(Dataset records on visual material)
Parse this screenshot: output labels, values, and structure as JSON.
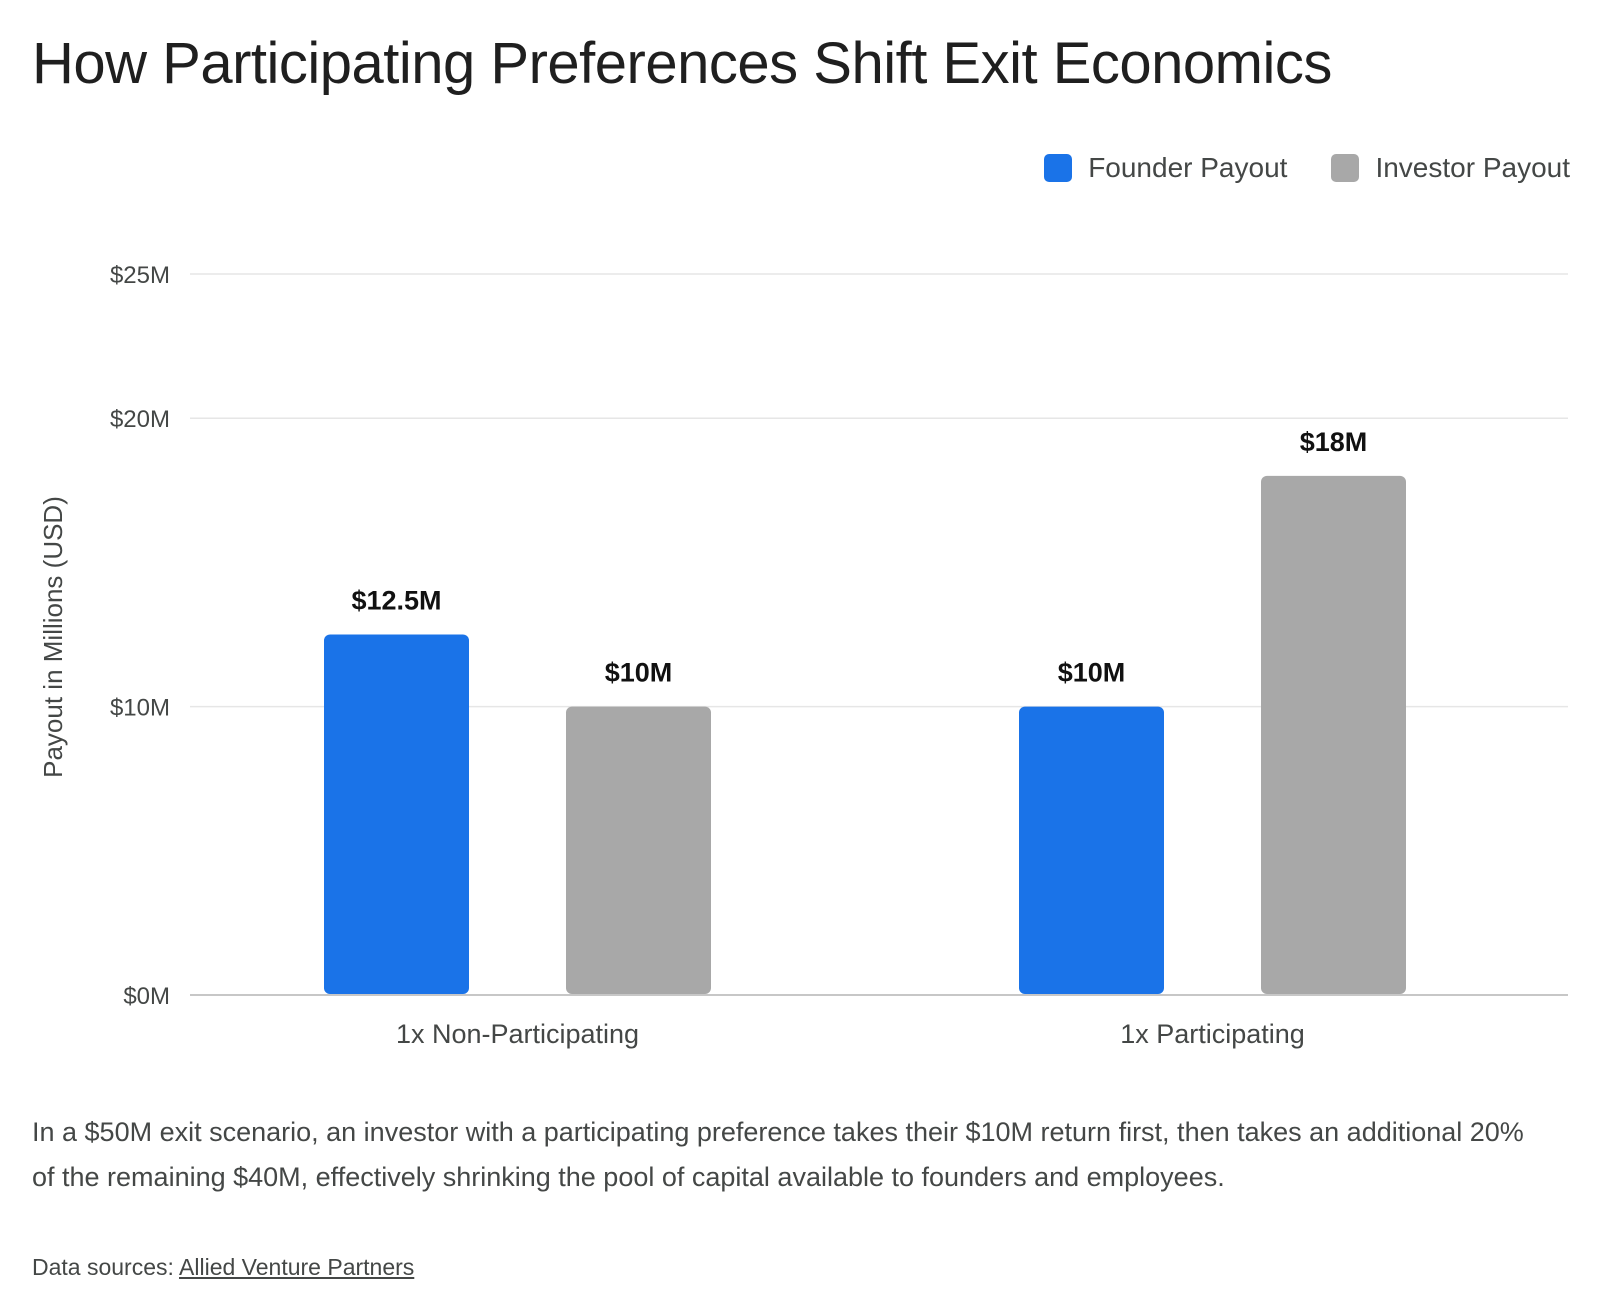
{
  "chart_data": {
    "type": "bar",
    "title": "How Participating Preferences Shift Exit Economics",
    "ylabel": "Payout in Millions (USD)",
    "categories": [
      "1x Non-Participating",
      "1x Participating"
    ],
    "series": [
      {
        "name": "Founder Payout",
        "color": "#1a73e8",
        "values": [
          12.5,
          10
        ],
        "labels": [
          "$12.5M",
          "$10M"
        ]
      },
      {
        "name": "Investor Payout",
        "color": "#a8a8a8",
        "values": [
          10,
          18
        ],
        "labels": [
          "$10M",
          "$18M"
        ]
      }
    ],
    "yticks": [
      0,
      10,
      20,
      25
    ],
    "ytick_labels": [
      "$0M",
      "$10M",
      "$20M",
      "$25M"
    ],
    "ylim": [
      0,
      25
    ],
    "grid": true,
    "legend": "top-right"
  },
  "caption": "In a $50M exit scenario, an investor with a participating preference takes their $10M return first, then takes an additional 20% of the remaining $40M, effectively shrinking the pool of capital available to founders and employees.",
  "sources": {
    "prefix": "Data sources: ",
    "link_text": "Allied Venture Partners"
  }
}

--- WHAT THE TASK ASKS ---
Copy every entry word for word, but omit the pictures.

--- ANSWER FOR THE TASK ---
Parse this screenshot: output labels, values, and structure as JSON.
{
  "chart_data": {
    "type": "bar",
    "title": "How Participating Preferences Shift Exit Economics",
    "ylabel": "Payout in Millions (USD)",
    "categories": [
      "1x Non-Participating",
      "1x Participating"
    ],
    "series": [
      {
        "name": "Founder Payout",
        "color": "#1a73e8",
        "values": [
          12.5,
          10
        ],
        "labels": [
          "$12.5M",
          "$10M"
        ]
      },
      {
        "name": "Investor Payout",
        "color": "#a8a8a8",
        "values": [
          10,
          18
        ],
        "labels": [
          "$10M",
          "$18M"
        ]
      }
    ],
    "yticks": [
      0,
      10,
      20,
      25
    ],
    "ytick_labels": [
      "$0M",
      "$10M",
      "$20M",
      "$25M"
    ],
    "ylim": [
      0,
      25
    ],
    "grid": true,
    "legend": "top-right"
  },
  "caption": "In a $50M exit scenario, an investor with a participating preference takes their $10M return first, then takes an additional 20% of the remaining $40M, effectively shrinking the pool of capital available to founders and employees.",
  "sources": {
    "prefix": "Data sources: ",
    "link_text": "Allied Venture Partners"
  }
}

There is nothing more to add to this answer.